> [EXERCISE TASK]
Tell how many lines include the string "ylabel". Answer with a single number.
-- start of DATA RECORDS --
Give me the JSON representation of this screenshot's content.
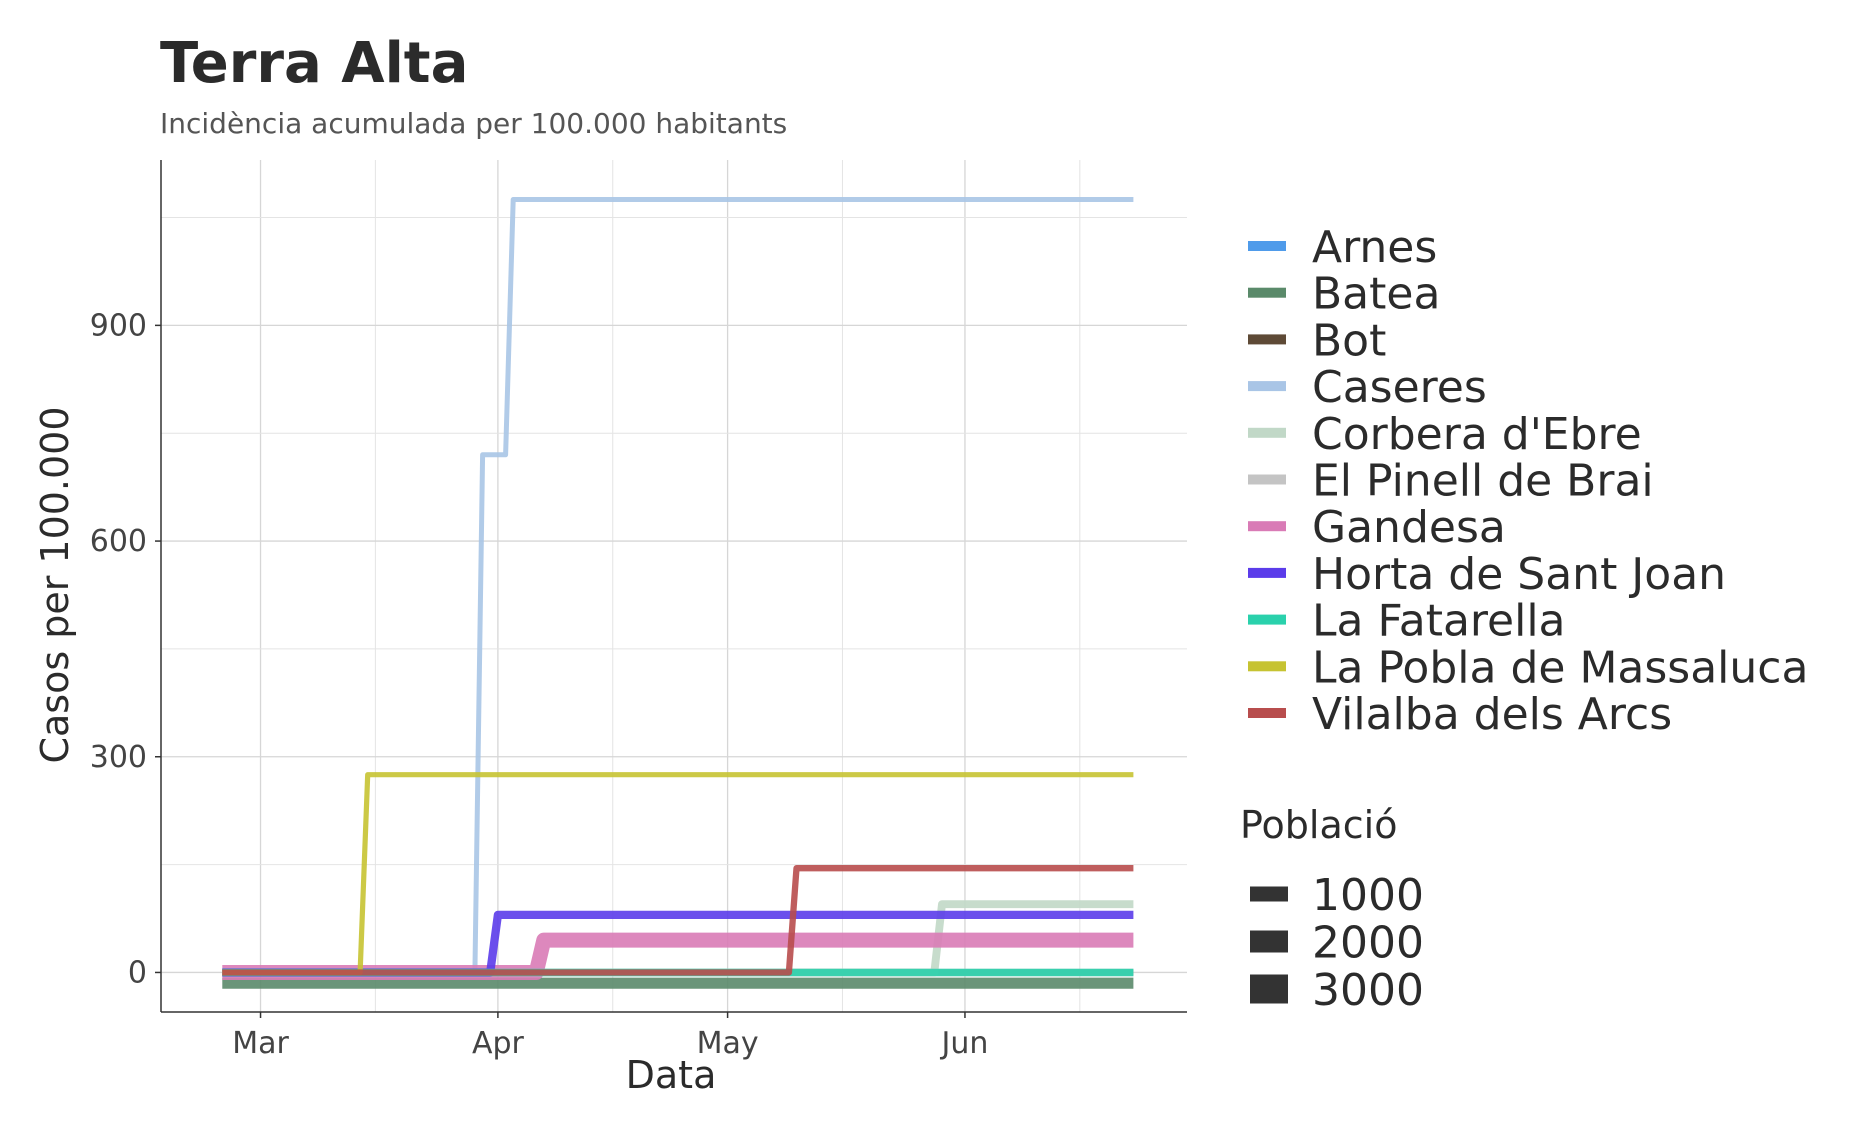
{
  "chart_data": {
    "type": "line",
    "title": "Terra Alta",
    "subtitle": "Incidència acumulada per 100.000 habitants",
    "xlabel": "Data",
    "ylabel": "Casos per 100.000",
    "x_ticks": [
      "Mar",
      "Apr",
      "May",
      "Jun"
    ],
    "y_ticks": [
      0,
      300,
      600,
      900
    ],
    "xlim": [
      "2020-02-17",
      "2020-06-30"
    ],
    "ylim": [
      -55,
      1130
    ],
    "grid": true,
    "legend_position": "right",
    "size_legend": {
      "title": "Població",
      "values": [
        1000,
        2000,
        3000
      ]
    },
    "series": [
      {
        "name": "Arnes",
        "color": "#4f9bea",
        "population": 500,
        "points": [
          [
            "2020-02-25",
            0
          ],
          [
            "2020-06-23",
            0
          ]
        ]
      },
      {
        "name": "Batea",
        "color": "#5a8a6a",
        "population": 2000,
        "points": [
          [
            "2020-02-25",
            -15
          ],
          [
            "2020-06-23",
            -15
          ]
        ]
      },
      {
        "name": "Bot",
        "color": "#5e4a36",
        "population": 600,
        "points": [
          [
            "2020-02-25",
            0
          ],
          [
            "2020-06-23",
            0
          ]
        ]
      },
      {
        "name": "Caseres",
        "color": "#a9c5e6",
        "population": 280,
        "points": [
          [
            "2020-02-25",
            0
          ],
          [
            "2020-03-29",
            0
          ],
          [
            "2020-03-30",
            720
          ],
          [
            "2020-04-02",
            720
          ],
          [
            "2020-04-03",
            1075
          ],
          [
            "2020-06-23",
            1075
          ]
        ]
      },
      {
        "name": "Corbera d'Ebre",
        "color": "#c1d8c7",
        "population": 1100,
        "points": [
          [
            "2020-02-25",
            0
          ],
          [
            "2020-05-28",
            0
          ],
          [
            "2020-05-29",
            95
          ],
          [
            "2020-06-23",
            95
          ]
        ]
      },
      {
        "name": "El Pinell de Brai",
        "color": "#c4c4c4",
        "population": 1000,
        "points": [
          [
            "2020-02-25",
            0
          ],
          [
            "2020-06-23",
            0
          ]
        ]
      },
      {
        "name": "Gandesa",
        "color": "#d97bb6",
        "population": 3100,
        "points": [
          [
            "2020-02-25",
            0
          ],
          [
            "2020-04-06",
            0
          ],
          [
            "2020-04-07",
            45
          ],
          [
            "2020-06-23",
            45
          ]
        ]
      },
      {
        "name": "Horta de Sant Joan",
        "color": "#5b3cea",
        "population": 1200,
        "points": [
          [
            "2020-02-25",
            0
          ],
          [
            "2020-03-31",
            0
          ],
          [
            "2020-04-01",
            80
          ],
          [
            "2020-06-23",
            80
          ]
        ]
      },
      {
        "name": "La Fatarella",
        "color": "#2ad1ac",
        "population": 1000,
        "points": [
          [
            "2020-02-25",
            0
          ],
          [
            "2020-06-23",
            0
          ]
        ]
      },
      {
        "name": "La Pobla de Massaluca",
        "color": "#c6c332",
        "population": 350,
        "points": [
          [
            "2020-02-25",
            0
          ],
          [
            "2020-03-14",
            0
          ],
          [
            "2020-03-15",
            275
          ],
          [
            "2020-06-23",
            275
          ]
        ]
      },
      {
        "name": "Vilalba dels Arcs",
        "color": "#b84d4d",
        "population": 650,
        "points": [
          [
            "2020-02-25",
            0
          ],
          [
            "2020-05-09",
            0
          ],
          [
            "2020-05-10",
            145
          ],
          [
            "2020-06-23",
            145
          ]
        ]
      }
    ]
  }
}
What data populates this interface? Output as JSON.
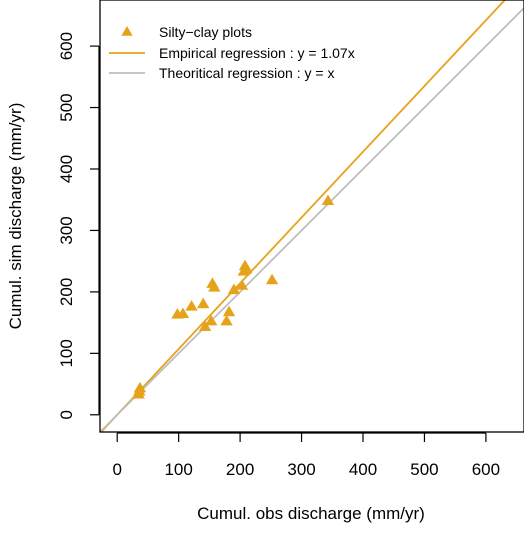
{
  "chart_data": {
    "type": "scatter",
    "xlabel": "Cumul. obs discharge (mm/yr)",
    "ylabel": "Cumul. sim discharge (mm/yr)",
    "xlim": [
      -28,
      662
    ],
    "ylim": [
      -28,
      675
    ],
    "xticks": [
      0,
      100,
      200,
      300,
      400,
      500,
      600
    ],
    "yticks": [
      0,
      100,
      200,
      300,
      400,
      500,
      600
    ],
    "grid": false,
    "legend_position": "top-left",
    "series": [
      {
        "name": "Silty−clay plots",
        "kind": "points",
        "marker": "triangle",
        "color": "#E6A21A",
        "points": [
          [
            35,
            33
          ],
          [
            36,
            38
          ],
          [
            37,
            43
          ],
          [
            98,
            163
          ],
          [
            107,
            164
          ],
          [
            121,
            176
          ],
          [
            140,
            180
          ],
          [
            143,
            143
          ],
          [
            153,
            152
          ],
          [
            155,
            213
          ],
          [
            158,
            207
          ],
          [
            178,
            152
          ],
          [
            182,
            167
          ],
          [
            190,
            203
          ],
          [
            203,
            210
          ],
          [
            206,
            233
          ],
          [
            208,
            242
          ],
          [
            210,
            236
          ],
          [
            252,
            219
          ],
          [
            343,
            348
          ]
        ]
      },
      {
        "name": "Empirical regression : y = 1.07x",
        "kind": "line",
        "slope": 1.07,
        "color": "#E6A21A"
      },
      {
        "name": "Theoritical regression : y = x",
        "kind": "line",
        "slope": 1.0,
        "color": "#BEBEBE"
      }
    ]
  }
}
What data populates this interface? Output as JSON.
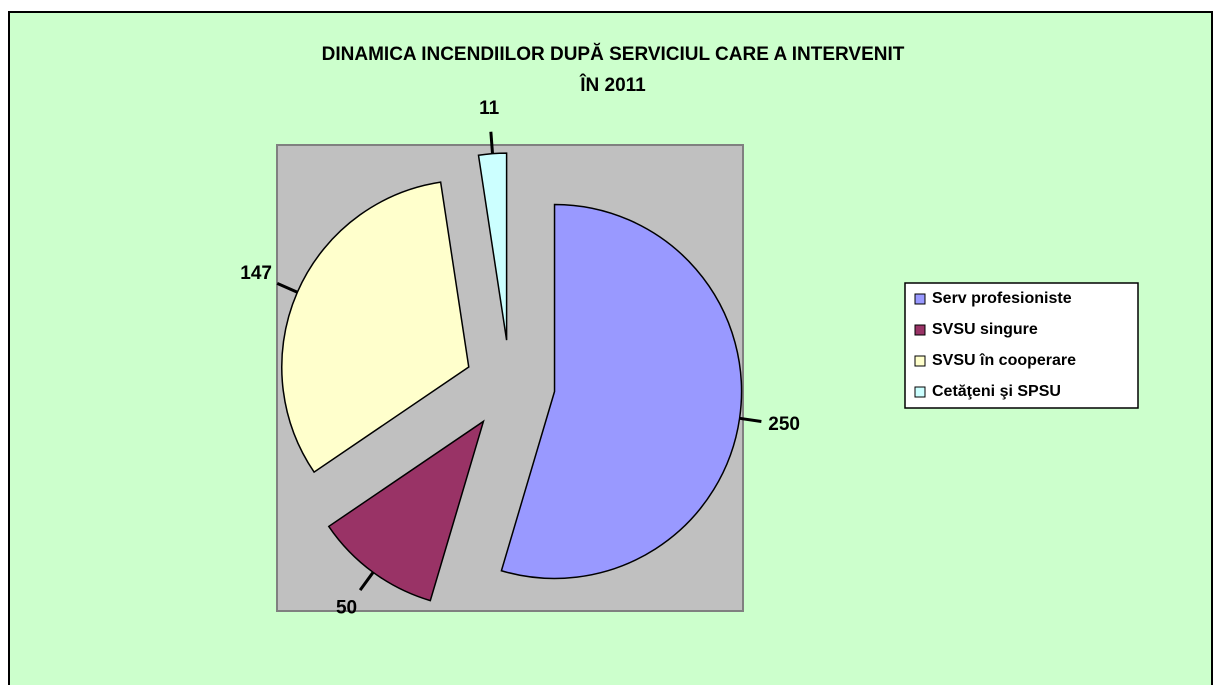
{
  "chart_data": {
    "type": "pie",
    "title": [
      "DINAMICA INCENDIILOR  DUPĂ SERVICIUL CARE A INTERVENIT",
      "ÎN 2011"
    ],
    "categories": [
      "Serv profesioniste",
      "SVSU singure",
      "SVSU în cooperare",
      "Cetăţeni şi SPSU"
    ],
    "values": [
      250,
      50,
      147,
      11
    ],
    "colors": [
      "#9999ff",
      "#993366",
      "#ffffcc",
      "#ccffff"
    ],
    "exploded": true,
    "legend": "right"
  }
}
-- end of DATA RECORDS --
> [TASK SOLUTION]
2